◆ REQUEST: Wherever a line in the data below holds "What", copy that line.

◆ RECORDS PROVIDED:
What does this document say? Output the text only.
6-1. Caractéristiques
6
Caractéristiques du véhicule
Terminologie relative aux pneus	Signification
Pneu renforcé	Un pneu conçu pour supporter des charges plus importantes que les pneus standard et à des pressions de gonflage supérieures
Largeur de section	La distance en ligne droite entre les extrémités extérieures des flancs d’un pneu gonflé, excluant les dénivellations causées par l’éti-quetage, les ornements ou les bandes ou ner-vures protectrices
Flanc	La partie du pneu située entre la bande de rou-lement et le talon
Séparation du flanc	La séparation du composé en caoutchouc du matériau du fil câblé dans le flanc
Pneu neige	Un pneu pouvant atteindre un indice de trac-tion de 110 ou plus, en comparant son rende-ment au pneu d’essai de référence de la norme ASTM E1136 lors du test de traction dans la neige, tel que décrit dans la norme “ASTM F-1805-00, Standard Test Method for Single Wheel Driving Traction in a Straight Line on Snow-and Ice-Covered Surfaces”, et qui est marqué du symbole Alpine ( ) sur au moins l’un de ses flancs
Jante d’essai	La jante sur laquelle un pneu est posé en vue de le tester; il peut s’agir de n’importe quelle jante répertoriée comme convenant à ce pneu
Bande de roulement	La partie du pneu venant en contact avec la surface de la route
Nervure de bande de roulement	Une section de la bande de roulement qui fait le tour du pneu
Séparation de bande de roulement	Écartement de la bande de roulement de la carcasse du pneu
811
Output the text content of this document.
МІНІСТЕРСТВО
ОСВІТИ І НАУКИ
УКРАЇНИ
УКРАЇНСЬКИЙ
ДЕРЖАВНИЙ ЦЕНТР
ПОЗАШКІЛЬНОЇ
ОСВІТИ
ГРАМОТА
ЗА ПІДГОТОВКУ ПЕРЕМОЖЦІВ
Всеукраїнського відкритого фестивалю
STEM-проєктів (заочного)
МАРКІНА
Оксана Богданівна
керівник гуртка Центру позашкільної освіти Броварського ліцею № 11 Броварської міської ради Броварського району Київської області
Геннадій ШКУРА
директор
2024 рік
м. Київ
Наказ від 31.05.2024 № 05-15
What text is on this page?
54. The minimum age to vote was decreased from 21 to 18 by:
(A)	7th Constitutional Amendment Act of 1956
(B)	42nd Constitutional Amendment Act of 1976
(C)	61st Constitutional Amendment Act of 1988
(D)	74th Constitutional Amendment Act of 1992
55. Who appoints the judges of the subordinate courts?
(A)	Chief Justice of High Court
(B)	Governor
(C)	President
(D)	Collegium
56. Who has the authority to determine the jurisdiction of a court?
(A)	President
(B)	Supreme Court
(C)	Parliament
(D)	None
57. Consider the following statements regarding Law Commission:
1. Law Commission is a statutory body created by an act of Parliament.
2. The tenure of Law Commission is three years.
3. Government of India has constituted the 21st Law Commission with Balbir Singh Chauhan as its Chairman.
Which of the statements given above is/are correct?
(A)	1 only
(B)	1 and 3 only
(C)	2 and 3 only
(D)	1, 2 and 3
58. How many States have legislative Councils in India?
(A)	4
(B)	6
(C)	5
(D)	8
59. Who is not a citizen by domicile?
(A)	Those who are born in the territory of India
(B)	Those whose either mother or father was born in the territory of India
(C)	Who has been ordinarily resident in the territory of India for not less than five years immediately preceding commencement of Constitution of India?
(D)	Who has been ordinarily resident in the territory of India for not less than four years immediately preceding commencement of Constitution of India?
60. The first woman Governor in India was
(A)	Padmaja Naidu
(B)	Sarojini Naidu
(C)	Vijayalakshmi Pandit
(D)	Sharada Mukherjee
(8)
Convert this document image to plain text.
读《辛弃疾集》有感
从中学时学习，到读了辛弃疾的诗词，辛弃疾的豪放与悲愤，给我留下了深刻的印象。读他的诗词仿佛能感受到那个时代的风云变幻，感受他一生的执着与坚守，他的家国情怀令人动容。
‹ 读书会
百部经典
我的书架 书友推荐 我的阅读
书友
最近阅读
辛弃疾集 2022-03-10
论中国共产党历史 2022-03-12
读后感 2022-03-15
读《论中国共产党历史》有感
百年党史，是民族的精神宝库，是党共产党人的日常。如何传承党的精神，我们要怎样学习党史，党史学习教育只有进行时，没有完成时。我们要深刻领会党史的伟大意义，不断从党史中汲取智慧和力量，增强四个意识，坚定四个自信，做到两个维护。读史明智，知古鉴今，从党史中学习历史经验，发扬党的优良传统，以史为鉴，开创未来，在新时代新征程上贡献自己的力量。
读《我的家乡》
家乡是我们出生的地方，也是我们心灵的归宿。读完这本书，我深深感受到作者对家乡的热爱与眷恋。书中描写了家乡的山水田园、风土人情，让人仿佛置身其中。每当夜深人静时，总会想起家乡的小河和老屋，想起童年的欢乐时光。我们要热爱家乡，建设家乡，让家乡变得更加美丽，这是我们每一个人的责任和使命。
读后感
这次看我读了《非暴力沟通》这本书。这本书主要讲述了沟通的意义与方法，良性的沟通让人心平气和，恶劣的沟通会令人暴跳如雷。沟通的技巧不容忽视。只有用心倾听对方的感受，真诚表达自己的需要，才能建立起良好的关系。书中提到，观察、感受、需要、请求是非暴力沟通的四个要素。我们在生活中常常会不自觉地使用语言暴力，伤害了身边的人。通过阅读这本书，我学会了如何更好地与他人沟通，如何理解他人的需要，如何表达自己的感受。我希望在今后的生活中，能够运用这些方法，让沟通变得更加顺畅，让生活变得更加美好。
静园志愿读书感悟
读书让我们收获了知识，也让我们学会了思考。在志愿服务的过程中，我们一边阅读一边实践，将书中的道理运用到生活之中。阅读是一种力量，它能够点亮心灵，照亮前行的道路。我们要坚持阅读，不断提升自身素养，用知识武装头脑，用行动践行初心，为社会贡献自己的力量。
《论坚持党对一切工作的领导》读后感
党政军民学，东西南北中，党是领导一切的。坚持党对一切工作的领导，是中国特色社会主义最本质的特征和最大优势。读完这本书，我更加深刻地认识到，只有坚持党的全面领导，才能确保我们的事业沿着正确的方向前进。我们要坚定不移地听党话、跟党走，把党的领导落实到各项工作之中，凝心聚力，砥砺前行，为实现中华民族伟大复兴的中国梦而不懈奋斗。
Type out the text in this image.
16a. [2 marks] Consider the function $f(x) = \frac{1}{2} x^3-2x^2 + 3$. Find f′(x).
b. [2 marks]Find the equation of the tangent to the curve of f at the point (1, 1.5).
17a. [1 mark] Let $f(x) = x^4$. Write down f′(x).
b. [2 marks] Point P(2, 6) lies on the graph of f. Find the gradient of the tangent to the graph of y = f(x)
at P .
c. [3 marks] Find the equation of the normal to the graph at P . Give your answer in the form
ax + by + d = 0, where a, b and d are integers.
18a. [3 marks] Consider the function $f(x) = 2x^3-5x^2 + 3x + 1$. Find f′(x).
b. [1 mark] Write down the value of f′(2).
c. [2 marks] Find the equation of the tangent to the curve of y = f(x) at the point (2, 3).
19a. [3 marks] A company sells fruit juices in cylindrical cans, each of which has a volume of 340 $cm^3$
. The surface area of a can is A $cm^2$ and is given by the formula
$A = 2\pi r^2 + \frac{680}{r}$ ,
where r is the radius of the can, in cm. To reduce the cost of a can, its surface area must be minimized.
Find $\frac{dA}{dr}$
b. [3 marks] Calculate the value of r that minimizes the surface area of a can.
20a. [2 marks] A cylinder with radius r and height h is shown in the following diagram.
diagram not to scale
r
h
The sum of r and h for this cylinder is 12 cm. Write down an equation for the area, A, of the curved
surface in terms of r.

◆ WORKED ANSWER:
What does this document say? Output the text only.
What text is on this page?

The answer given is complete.